> _Dataset excerpts_:

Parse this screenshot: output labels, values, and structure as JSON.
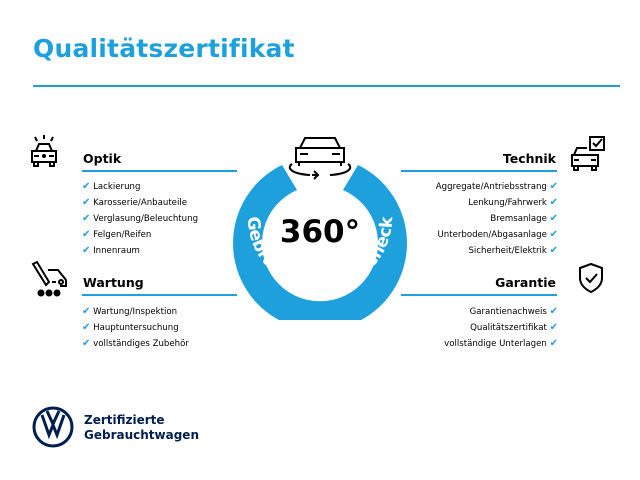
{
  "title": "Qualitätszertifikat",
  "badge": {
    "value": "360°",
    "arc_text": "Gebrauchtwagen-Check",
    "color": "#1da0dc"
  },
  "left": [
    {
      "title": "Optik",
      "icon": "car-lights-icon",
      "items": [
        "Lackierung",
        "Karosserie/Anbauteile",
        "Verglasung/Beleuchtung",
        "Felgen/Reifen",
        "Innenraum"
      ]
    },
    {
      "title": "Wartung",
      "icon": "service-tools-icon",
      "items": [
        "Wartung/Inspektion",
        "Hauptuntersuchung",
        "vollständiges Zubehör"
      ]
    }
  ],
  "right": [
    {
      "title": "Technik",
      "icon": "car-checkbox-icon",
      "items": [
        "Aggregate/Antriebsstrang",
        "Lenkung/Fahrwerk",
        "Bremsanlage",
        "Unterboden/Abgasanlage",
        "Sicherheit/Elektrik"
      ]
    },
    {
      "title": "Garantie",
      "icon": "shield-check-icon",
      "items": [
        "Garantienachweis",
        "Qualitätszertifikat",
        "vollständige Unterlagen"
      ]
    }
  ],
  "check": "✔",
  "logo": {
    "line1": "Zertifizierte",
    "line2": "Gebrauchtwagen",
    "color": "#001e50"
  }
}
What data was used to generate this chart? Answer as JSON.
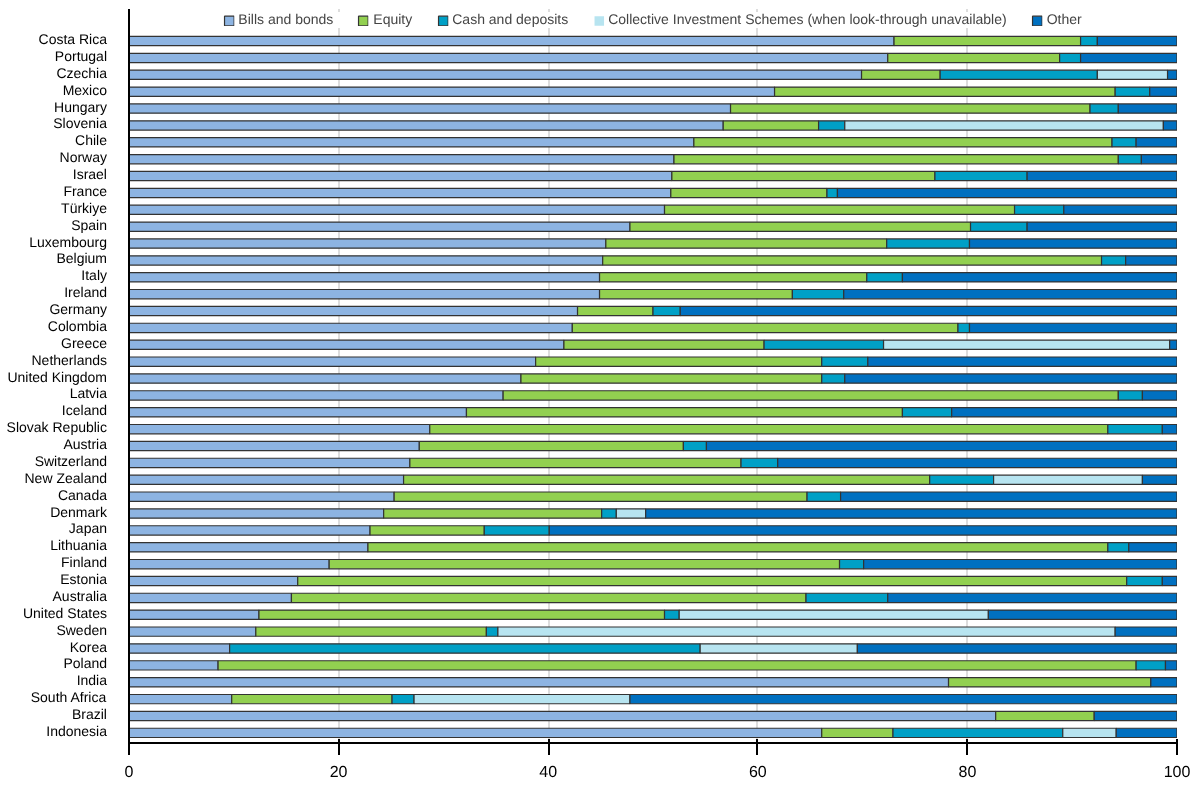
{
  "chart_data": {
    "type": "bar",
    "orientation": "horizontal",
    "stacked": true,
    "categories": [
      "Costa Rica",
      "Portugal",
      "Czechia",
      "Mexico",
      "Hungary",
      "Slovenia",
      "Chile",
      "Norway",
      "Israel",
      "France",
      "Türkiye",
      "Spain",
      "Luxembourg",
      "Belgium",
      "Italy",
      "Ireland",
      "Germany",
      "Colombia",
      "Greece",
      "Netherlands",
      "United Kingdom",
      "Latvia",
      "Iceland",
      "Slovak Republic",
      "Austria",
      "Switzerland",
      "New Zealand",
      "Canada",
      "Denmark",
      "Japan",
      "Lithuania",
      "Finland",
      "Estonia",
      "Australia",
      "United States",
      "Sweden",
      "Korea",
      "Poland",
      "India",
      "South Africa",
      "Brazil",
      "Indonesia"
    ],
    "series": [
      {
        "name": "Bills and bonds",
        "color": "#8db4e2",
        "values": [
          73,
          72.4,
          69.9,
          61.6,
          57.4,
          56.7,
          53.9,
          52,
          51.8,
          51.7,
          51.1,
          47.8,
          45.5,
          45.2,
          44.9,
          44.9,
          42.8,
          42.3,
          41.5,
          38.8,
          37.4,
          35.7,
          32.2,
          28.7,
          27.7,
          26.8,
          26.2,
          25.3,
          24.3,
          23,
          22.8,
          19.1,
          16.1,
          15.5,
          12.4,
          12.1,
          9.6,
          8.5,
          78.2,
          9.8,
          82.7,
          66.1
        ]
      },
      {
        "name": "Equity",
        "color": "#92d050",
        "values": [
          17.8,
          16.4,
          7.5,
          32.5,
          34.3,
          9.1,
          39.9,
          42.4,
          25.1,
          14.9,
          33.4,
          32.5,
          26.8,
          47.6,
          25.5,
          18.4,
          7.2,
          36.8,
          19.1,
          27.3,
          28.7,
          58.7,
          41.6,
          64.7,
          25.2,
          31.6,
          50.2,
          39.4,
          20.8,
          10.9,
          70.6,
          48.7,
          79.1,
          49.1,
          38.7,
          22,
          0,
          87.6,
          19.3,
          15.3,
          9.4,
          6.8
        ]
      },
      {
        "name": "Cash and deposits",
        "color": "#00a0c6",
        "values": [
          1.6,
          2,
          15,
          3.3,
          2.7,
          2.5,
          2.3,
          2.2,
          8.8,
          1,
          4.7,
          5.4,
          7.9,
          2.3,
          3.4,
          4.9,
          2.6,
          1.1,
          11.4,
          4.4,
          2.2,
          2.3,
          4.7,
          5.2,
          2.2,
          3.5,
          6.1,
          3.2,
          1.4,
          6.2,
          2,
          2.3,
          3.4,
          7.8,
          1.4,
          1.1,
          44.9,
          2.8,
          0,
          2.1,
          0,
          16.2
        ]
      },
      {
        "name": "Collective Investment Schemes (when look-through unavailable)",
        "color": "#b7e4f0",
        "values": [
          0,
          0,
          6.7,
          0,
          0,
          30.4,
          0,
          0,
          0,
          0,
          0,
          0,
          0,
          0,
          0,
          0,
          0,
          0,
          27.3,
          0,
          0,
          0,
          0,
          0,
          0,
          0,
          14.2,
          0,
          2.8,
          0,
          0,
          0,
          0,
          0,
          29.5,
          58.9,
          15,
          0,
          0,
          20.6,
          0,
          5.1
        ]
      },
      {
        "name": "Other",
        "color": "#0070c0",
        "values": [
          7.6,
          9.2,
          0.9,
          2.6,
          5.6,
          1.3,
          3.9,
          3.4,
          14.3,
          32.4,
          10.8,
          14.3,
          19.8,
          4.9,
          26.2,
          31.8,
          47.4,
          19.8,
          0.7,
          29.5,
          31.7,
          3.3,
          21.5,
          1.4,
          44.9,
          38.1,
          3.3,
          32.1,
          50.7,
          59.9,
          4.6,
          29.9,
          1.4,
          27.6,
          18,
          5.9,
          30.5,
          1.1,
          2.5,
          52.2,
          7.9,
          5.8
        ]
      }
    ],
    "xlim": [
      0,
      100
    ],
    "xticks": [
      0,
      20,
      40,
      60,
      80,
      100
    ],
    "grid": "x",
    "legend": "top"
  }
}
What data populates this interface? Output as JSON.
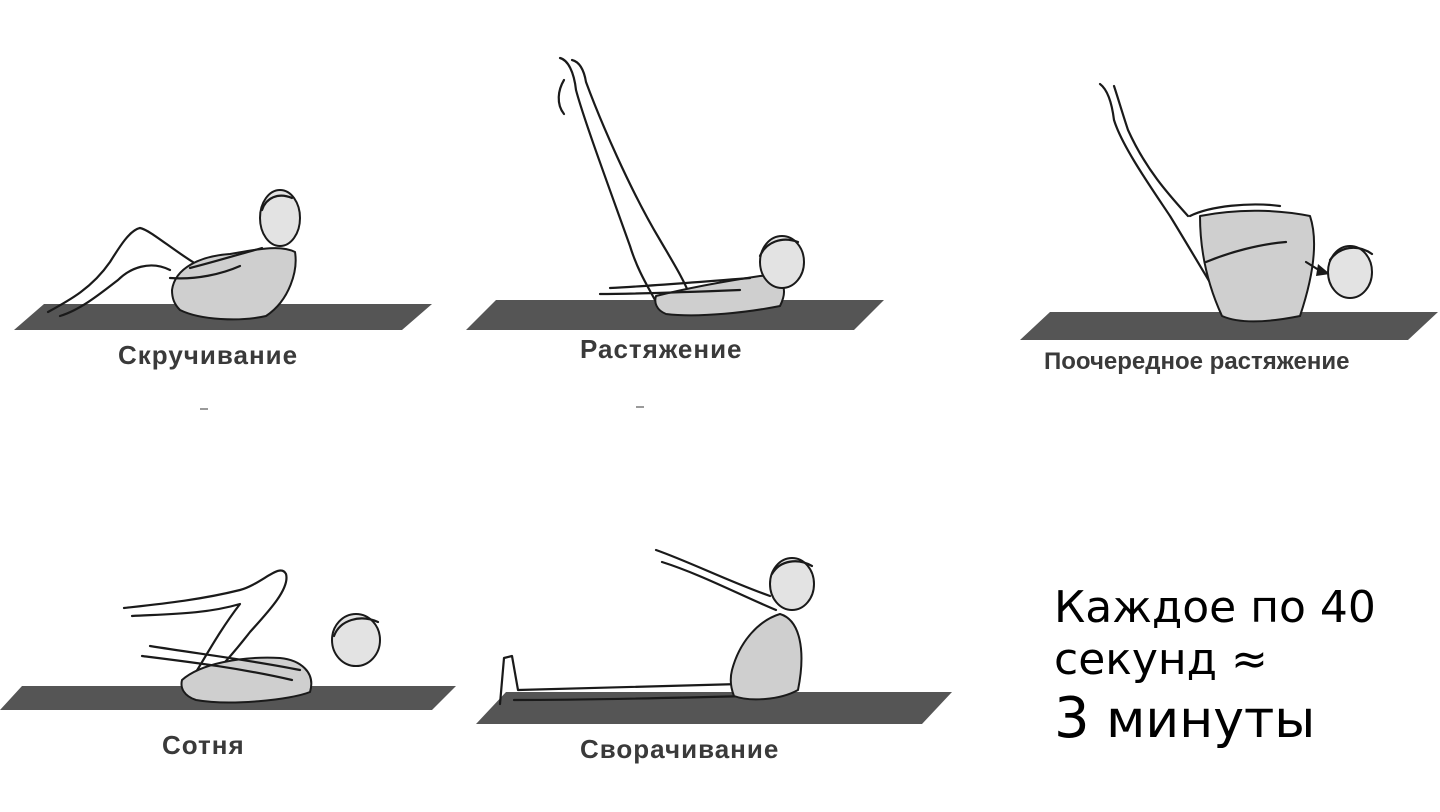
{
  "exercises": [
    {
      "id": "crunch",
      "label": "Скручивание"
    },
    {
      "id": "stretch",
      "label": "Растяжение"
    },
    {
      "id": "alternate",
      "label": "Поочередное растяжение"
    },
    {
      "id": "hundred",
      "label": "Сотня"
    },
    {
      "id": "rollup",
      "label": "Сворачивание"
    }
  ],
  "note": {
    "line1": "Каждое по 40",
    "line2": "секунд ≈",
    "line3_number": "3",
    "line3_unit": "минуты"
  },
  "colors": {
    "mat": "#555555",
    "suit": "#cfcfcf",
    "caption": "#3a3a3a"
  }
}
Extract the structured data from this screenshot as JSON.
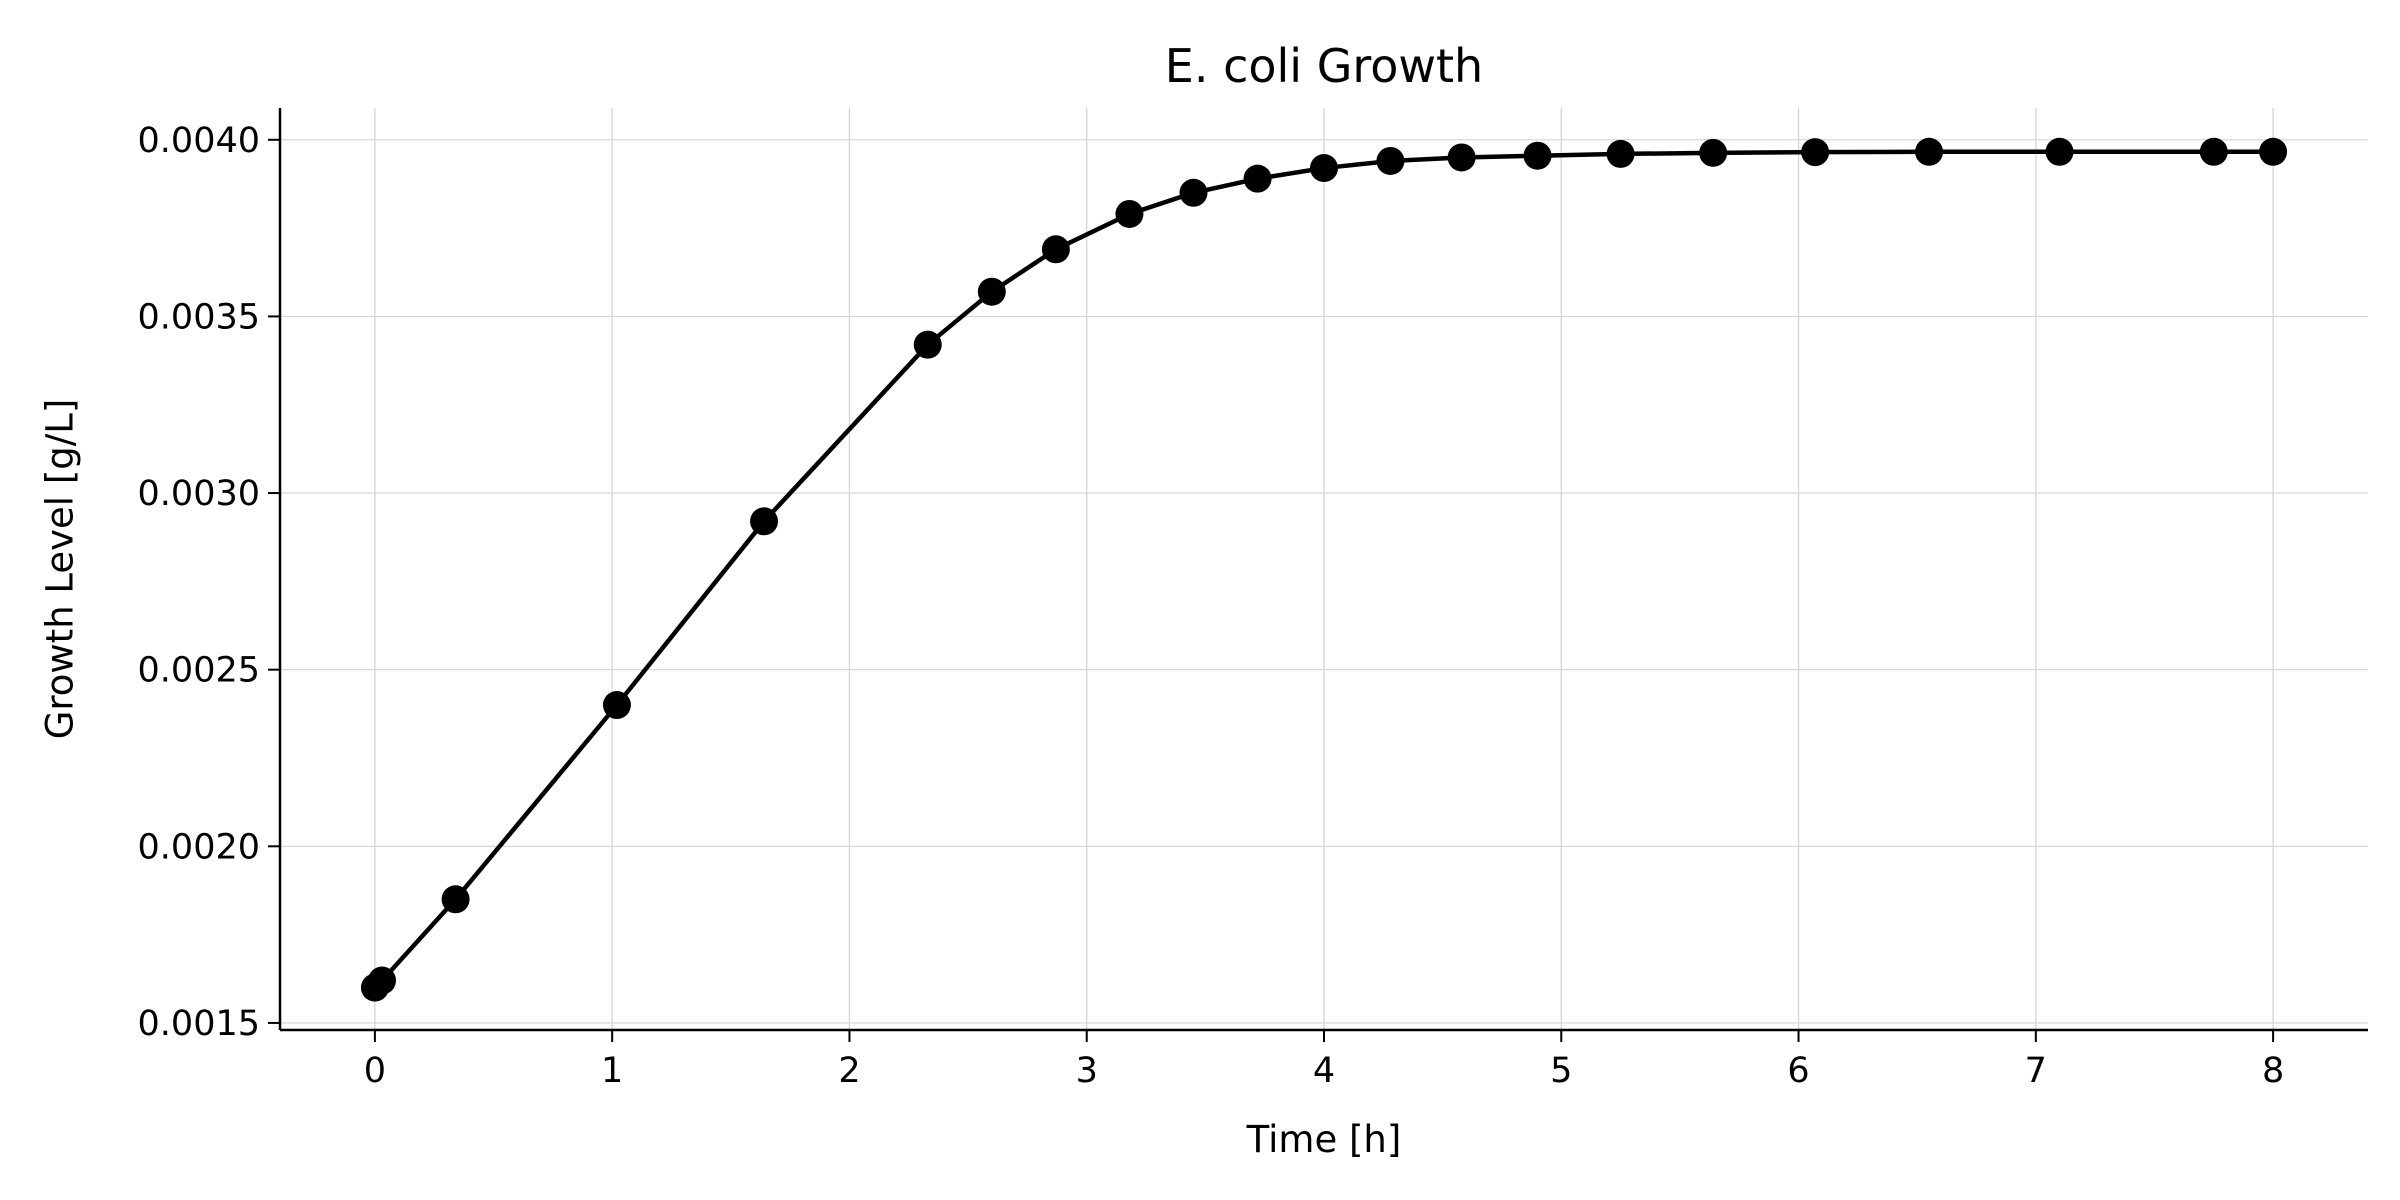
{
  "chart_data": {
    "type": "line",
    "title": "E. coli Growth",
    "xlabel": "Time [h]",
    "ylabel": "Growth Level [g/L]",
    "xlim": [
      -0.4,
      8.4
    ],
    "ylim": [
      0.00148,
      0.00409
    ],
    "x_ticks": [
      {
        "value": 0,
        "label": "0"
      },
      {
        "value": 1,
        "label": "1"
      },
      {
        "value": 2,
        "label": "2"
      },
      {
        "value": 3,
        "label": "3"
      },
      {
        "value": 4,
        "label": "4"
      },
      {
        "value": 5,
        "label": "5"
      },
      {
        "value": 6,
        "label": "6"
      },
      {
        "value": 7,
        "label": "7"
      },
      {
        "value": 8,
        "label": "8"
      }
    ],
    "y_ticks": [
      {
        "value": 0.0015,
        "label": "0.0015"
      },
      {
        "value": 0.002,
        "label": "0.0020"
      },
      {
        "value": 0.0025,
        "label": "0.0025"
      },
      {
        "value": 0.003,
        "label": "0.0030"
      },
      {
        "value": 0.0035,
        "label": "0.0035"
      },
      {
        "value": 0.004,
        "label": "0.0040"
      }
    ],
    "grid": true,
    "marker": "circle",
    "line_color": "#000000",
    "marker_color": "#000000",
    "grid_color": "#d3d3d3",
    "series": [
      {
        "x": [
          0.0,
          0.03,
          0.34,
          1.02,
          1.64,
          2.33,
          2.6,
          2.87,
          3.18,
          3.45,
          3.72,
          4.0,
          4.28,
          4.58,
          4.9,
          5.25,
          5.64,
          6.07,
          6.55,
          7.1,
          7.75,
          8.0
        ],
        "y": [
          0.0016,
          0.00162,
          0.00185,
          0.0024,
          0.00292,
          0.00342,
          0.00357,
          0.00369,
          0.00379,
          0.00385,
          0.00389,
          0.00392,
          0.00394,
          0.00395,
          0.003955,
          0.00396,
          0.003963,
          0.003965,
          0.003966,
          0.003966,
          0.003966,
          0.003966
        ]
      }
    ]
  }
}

> _Task description_: Keep only the lines that hold the string "this", and copy them out.

> _Finished answer_:
Parse this screenshot: output labels, values, and structure as JSON.
What data was used to generate this chart? Answer as JSON.
What data populates this interface? Output as JSON.
Extract the structured data from this screenshot as JSON.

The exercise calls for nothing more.